* YOUR OBJECTIVE: Select from the records below every line that has the word "text" in it.

* THE INPUT:
______

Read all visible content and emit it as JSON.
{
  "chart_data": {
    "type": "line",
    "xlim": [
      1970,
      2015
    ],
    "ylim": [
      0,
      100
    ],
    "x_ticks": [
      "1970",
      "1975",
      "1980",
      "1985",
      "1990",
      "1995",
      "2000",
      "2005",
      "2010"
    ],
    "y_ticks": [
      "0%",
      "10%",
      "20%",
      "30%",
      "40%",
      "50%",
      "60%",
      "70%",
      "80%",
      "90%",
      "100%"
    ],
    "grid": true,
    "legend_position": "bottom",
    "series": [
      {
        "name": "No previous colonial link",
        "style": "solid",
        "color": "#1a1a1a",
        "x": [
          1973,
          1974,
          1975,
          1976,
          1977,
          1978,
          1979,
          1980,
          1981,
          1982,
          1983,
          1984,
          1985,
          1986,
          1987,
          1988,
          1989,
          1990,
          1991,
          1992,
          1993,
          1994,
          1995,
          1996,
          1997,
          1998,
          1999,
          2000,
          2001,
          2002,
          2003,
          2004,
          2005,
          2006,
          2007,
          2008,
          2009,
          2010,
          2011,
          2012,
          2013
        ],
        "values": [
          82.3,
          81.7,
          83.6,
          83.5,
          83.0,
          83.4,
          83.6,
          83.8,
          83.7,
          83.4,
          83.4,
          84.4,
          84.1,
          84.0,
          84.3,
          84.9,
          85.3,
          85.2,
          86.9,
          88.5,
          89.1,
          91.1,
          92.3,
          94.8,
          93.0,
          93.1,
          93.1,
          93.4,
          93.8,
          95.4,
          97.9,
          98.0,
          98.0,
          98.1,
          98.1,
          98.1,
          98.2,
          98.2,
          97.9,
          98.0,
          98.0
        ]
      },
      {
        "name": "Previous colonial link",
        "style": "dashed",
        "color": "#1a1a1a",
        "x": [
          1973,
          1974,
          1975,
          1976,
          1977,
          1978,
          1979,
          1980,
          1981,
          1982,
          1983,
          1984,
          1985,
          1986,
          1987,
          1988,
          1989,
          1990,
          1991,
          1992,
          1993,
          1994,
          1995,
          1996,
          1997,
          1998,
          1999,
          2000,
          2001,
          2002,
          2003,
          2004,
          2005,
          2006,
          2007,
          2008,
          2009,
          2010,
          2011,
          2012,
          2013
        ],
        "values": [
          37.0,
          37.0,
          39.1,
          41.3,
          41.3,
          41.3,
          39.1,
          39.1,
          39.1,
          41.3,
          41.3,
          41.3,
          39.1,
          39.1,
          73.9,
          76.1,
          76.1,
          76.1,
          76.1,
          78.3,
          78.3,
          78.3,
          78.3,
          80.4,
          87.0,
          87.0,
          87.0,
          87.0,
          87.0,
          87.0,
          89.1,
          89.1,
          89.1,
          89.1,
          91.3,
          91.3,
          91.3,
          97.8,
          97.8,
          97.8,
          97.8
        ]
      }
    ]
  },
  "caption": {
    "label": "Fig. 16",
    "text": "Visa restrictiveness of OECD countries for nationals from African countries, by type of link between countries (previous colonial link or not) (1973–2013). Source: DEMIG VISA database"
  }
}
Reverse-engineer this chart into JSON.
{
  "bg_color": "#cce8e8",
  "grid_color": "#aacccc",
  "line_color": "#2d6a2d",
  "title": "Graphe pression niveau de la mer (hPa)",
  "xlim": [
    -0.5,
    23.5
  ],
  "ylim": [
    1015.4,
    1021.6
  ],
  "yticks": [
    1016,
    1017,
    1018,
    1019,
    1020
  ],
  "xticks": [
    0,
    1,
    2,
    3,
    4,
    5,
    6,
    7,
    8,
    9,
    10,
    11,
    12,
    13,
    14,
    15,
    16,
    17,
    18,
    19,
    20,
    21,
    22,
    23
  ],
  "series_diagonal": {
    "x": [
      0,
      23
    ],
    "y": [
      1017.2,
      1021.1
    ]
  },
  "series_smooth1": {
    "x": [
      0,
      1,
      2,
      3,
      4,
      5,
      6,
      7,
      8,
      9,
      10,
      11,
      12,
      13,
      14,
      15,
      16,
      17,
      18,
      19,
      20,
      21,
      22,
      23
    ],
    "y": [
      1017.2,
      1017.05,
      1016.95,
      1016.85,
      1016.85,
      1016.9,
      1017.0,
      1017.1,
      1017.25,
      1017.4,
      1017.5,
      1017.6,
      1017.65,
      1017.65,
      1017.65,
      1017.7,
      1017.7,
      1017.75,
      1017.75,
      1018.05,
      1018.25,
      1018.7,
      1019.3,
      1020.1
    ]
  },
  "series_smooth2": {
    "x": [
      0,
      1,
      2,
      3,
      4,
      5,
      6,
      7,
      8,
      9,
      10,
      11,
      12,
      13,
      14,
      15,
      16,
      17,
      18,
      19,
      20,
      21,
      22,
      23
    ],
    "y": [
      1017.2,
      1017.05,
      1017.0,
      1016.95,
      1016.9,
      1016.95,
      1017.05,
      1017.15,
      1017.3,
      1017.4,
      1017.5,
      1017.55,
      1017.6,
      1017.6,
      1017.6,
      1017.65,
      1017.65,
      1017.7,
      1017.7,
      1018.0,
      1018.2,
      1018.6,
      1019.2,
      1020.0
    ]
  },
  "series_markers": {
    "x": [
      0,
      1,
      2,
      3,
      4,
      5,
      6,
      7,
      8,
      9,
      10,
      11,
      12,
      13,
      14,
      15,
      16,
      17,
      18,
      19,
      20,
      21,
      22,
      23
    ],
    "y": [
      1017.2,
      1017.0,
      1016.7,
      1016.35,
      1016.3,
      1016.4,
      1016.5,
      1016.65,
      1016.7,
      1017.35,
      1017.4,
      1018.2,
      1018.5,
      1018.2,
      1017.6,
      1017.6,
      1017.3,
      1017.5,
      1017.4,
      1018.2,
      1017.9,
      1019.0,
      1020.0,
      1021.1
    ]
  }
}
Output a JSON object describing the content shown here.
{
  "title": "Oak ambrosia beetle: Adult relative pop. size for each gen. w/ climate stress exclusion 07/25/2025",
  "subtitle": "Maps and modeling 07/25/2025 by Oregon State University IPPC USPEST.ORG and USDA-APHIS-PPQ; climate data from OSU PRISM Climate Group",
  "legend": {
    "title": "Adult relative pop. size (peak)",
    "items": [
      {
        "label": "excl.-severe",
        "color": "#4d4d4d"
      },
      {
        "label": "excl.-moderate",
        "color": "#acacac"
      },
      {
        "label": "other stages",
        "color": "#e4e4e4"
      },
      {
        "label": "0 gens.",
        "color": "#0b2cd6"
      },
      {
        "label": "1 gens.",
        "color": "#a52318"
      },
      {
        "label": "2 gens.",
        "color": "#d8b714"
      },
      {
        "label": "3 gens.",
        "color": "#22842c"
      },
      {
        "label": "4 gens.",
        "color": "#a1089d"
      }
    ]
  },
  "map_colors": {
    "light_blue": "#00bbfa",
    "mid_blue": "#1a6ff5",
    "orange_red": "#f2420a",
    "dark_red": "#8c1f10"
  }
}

______

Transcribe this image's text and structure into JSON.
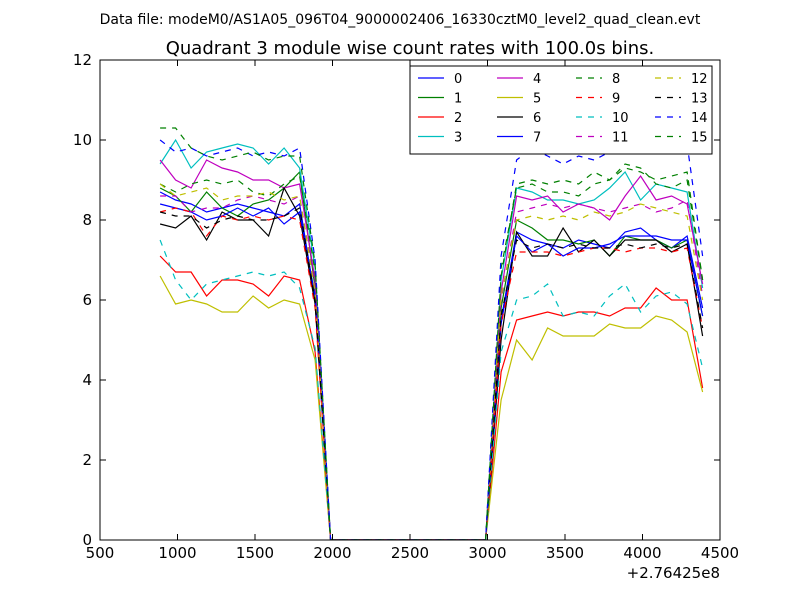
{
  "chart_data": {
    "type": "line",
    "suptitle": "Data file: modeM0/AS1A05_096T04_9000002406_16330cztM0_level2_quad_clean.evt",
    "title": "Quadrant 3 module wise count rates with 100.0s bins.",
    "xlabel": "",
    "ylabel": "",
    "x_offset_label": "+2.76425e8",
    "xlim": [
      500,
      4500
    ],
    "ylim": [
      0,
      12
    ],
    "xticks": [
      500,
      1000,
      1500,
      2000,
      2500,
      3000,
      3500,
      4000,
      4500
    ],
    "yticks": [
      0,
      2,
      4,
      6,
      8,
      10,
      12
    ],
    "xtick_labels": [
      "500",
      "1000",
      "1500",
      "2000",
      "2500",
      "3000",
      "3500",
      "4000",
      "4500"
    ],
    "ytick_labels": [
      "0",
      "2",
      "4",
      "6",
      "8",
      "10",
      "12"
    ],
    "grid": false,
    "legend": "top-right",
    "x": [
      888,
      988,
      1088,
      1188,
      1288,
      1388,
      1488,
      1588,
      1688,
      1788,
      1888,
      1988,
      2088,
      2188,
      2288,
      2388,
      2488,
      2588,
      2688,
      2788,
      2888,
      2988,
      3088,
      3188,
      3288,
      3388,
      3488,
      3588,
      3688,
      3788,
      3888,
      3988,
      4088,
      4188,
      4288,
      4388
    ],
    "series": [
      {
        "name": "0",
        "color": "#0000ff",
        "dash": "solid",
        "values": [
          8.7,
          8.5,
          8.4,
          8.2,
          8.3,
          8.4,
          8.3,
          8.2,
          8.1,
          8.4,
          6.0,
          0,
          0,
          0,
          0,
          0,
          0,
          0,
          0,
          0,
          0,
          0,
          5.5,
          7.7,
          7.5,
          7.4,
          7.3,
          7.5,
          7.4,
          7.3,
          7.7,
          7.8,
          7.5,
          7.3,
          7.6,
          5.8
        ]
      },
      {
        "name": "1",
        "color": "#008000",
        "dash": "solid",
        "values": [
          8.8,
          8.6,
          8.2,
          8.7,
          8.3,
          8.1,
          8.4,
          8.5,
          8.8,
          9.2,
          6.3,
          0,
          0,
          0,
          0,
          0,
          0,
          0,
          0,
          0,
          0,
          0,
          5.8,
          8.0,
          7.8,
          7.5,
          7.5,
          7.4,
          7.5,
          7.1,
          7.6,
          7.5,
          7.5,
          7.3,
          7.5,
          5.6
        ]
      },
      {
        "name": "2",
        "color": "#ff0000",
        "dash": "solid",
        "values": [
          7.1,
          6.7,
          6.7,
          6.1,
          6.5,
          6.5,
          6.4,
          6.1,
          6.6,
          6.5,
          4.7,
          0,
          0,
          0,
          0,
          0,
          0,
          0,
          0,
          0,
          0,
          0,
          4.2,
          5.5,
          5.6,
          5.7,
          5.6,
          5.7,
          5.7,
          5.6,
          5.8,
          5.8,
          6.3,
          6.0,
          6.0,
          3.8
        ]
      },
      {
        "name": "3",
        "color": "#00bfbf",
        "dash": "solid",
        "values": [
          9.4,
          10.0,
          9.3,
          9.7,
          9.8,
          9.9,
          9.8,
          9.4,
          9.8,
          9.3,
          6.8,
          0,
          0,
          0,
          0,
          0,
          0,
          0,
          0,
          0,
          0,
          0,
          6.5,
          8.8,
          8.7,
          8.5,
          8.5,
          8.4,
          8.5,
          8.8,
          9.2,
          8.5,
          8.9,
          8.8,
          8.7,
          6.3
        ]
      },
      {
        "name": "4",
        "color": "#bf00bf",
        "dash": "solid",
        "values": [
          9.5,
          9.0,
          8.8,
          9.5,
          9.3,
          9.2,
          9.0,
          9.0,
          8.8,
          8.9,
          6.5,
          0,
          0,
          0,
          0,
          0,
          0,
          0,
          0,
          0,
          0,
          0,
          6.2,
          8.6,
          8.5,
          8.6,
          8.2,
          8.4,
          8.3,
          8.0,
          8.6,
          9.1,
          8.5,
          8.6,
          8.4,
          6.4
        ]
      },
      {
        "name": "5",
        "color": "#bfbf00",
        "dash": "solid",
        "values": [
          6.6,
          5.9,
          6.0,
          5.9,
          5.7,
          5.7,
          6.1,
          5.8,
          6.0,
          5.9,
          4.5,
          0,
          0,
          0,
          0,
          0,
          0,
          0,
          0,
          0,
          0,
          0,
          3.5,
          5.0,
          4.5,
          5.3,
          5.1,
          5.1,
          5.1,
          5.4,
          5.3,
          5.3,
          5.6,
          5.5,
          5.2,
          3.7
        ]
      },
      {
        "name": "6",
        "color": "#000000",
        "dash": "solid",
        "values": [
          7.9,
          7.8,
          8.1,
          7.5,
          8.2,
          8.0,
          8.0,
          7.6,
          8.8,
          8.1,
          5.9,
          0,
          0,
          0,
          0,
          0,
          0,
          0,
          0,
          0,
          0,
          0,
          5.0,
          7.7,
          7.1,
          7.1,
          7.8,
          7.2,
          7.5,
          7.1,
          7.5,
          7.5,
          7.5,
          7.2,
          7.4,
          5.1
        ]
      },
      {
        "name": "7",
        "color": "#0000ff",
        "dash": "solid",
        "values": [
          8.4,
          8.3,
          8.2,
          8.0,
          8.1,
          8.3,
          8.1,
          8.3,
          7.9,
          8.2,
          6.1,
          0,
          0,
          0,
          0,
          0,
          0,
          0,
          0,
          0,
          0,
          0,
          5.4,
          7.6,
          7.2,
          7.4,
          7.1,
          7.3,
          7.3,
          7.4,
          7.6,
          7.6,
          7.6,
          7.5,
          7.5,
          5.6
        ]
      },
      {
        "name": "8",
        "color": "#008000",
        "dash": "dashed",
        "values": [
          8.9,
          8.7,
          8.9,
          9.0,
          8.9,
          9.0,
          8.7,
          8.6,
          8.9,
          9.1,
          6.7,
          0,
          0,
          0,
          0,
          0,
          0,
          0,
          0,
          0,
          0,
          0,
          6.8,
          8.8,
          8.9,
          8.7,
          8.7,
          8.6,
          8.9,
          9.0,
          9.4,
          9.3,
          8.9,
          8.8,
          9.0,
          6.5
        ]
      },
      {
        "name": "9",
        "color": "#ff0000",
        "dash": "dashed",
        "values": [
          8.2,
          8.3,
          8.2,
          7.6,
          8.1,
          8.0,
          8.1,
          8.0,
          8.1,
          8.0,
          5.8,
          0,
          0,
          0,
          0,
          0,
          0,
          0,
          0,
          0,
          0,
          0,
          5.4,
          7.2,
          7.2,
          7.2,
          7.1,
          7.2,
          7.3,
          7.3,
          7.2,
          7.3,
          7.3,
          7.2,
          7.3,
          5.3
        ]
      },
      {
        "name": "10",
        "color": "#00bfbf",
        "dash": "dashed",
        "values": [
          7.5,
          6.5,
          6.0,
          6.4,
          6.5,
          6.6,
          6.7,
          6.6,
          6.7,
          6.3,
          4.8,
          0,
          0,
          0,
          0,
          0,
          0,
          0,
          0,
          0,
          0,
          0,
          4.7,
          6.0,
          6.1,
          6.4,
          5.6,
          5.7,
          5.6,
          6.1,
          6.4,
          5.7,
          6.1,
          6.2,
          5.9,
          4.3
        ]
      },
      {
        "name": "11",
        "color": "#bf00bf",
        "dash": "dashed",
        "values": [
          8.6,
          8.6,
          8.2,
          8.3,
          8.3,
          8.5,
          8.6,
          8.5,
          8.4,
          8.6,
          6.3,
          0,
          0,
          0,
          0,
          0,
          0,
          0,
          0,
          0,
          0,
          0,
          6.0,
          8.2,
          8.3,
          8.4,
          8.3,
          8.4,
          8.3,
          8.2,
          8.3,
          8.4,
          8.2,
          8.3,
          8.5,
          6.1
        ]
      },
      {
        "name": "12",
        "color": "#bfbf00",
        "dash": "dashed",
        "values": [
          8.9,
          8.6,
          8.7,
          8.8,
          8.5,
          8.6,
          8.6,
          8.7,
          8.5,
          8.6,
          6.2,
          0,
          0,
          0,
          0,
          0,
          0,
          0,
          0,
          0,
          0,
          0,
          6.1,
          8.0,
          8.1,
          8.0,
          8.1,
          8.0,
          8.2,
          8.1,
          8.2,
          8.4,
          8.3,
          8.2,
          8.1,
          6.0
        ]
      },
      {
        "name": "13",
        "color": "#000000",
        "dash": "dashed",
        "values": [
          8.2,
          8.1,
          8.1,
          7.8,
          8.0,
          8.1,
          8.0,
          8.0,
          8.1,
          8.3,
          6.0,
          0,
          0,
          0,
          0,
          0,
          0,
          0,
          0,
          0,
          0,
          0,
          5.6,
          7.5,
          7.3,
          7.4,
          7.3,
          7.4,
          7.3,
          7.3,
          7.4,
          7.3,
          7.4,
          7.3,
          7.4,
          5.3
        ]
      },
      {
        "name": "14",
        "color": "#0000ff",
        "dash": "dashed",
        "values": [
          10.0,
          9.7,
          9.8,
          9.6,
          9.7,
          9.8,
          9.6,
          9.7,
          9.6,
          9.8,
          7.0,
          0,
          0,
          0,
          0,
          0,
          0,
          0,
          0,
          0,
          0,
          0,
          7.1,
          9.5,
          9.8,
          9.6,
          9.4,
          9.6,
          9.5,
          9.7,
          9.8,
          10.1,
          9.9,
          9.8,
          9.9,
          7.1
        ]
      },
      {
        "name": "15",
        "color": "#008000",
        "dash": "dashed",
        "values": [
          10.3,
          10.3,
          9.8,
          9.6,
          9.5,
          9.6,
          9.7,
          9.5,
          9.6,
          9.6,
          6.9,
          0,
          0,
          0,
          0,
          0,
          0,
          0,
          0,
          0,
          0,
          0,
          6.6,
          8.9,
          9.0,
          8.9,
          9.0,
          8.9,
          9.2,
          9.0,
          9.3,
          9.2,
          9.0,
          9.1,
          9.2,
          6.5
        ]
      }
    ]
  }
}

______

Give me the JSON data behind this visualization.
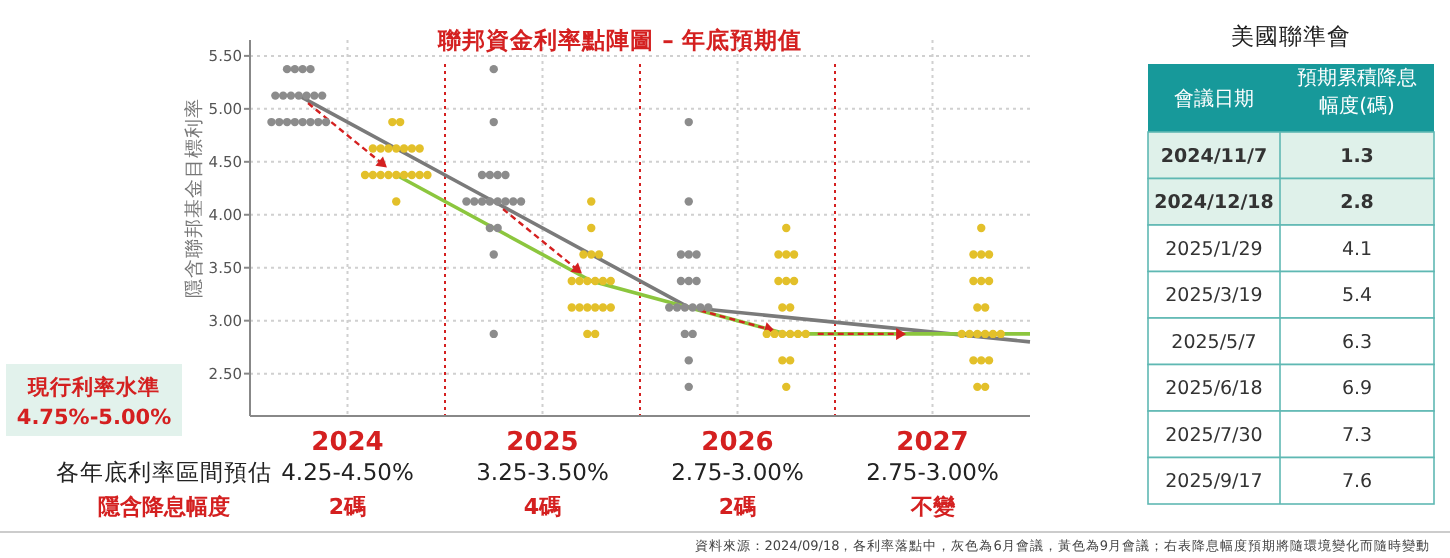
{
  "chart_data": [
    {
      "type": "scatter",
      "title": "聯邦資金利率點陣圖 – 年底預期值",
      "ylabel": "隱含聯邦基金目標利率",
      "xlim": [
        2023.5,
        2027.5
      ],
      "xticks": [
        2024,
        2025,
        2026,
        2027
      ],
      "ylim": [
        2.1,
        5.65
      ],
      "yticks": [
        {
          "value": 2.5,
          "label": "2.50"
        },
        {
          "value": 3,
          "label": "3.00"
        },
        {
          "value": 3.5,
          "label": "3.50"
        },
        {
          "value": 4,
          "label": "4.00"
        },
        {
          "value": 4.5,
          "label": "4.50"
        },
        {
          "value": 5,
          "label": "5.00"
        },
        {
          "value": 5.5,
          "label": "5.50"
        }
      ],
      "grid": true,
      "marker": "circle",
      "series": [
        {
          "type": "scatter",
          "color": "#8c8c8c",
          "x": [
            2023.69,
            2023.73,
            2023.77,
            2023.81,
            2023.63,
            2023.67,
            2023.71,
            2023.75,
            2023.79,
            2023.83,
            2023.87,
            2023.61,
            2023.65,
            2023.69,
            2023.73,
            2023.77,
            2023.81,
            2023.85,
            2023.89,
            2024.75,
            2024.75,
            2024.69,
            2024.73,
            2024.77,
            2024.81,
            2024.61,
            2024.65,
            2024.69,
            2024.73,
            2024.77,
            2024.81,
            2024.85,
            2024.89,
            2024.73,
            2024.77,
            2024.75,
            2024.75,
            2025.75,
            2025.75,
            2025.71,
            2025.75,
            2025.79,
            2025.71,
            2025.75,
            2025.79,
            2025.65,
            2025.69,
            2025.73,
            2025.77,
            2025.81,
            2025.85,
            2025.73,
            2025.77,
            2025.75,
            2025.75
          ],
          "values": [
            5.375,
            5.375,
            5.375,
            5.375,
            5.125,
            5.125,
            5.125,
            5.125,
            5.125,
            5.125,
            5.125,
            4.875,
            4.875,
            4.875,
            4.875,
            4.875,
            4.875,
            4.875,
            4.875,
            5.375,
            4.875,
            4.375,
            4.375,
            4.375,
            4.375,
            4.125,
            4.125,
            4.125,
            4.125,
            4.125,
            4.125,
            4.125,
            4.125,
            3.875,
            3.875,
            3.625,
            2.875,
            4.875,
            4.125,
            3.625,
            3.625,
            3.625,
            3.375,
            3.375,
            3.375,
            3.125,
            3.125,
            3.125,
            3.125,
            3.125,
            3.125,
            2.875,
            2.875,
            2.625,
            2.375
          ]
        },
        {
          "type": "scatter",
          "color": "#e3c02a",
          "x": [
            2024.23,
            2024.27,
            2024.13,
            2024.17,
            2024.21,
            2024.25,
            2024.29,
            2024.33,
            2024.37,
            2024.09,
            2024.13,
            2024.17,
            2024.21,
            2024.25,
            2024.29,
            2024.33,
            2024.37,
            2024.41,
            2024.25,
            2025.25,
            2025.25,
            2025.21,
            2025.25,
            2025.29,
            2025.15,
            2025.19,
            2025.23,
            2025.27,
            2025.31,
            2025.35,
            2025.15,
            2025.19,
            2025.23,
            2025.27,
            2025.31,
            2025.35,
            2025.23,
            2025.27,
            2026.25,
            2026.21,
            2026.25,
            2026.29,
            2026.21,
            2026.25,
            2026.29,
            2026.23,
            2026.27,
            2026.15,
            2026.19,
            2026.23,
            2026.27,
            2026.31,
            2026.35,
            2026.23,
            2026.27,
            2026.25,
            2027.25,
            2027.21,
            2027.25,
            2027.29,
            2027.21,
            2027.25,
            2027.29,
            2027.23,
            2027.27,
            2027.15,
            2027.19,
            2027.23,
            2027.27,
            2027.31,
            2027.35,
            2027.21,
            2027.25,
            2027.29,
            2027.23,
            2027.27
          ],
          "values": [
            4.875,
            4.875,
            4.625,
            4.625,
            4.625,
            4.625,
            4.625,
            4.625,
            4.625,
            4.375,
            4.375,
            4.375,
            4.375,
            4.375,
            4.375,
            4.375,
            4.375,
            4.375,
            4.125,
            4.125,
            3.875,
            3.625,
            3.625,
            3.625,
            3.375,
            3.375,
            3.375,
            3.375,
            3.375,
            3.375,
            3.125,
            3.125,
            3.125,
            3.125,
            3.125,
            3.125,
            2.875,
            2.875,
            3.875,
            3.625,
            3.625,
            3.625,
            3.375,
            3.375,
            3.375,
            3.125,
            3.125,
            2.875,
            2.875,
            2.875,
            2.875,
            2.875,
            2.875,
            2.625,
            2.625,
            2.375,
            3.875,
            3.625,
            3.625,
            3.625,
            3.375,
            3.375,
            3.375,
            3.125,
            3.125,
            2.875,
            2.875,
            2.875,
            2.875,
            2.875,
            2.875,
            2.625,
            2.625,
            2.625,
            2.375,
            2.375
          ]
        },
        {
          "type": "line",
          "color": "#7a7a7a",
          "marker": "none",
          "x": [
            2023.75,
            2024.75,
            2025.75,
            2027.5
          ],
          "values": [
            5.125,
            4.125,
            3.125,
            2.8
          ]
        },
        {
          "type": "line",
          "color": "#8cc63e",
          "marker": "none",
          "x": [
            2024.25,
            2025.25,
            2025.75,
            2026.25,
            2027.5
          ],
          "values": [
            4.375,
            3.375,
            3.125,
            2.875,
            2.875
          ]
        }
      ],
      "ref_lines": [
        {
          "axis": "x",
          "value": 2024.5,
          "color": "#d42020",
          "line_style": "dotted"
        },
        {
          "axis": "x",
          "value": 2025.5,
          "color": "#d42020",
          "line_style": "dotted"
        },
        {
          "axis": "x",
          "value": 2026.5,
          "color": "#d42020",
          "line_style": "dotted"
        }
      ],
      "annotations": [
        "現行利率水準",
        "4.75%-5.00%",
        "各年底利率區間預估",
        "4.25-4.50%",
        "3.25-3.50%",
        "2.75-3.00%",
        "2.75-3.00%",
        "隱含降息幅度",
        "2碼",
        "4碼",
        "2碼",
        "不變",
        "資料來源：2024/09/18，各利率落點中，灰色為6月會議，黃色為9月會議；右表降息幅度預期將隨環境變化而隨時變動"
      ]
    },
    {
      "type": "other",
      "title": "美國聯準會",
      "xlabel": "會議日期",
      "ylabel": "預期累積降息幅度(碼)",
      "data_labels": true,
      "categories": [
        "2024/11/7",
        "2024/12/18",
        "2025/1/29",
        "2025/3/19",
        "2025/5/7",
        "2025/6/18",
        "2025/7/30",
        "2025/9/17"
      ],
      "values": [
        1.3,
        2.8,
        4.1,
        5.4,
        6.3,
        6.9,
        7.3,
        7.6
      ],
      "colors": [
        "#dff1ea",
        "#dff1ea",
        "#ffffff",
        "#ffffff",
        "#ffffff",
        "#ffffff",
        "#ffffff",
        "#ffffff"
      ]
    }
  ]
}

______

* OUTPUT FOR THIS TASK:
    "text": "Visa restrictiveness of OECD countries for nationals from African countries, by type of link between countries (previous colonial link or not) (1973–2013). Source: DEMIG VISA database"
Transcribe this image's text and structure into JSON.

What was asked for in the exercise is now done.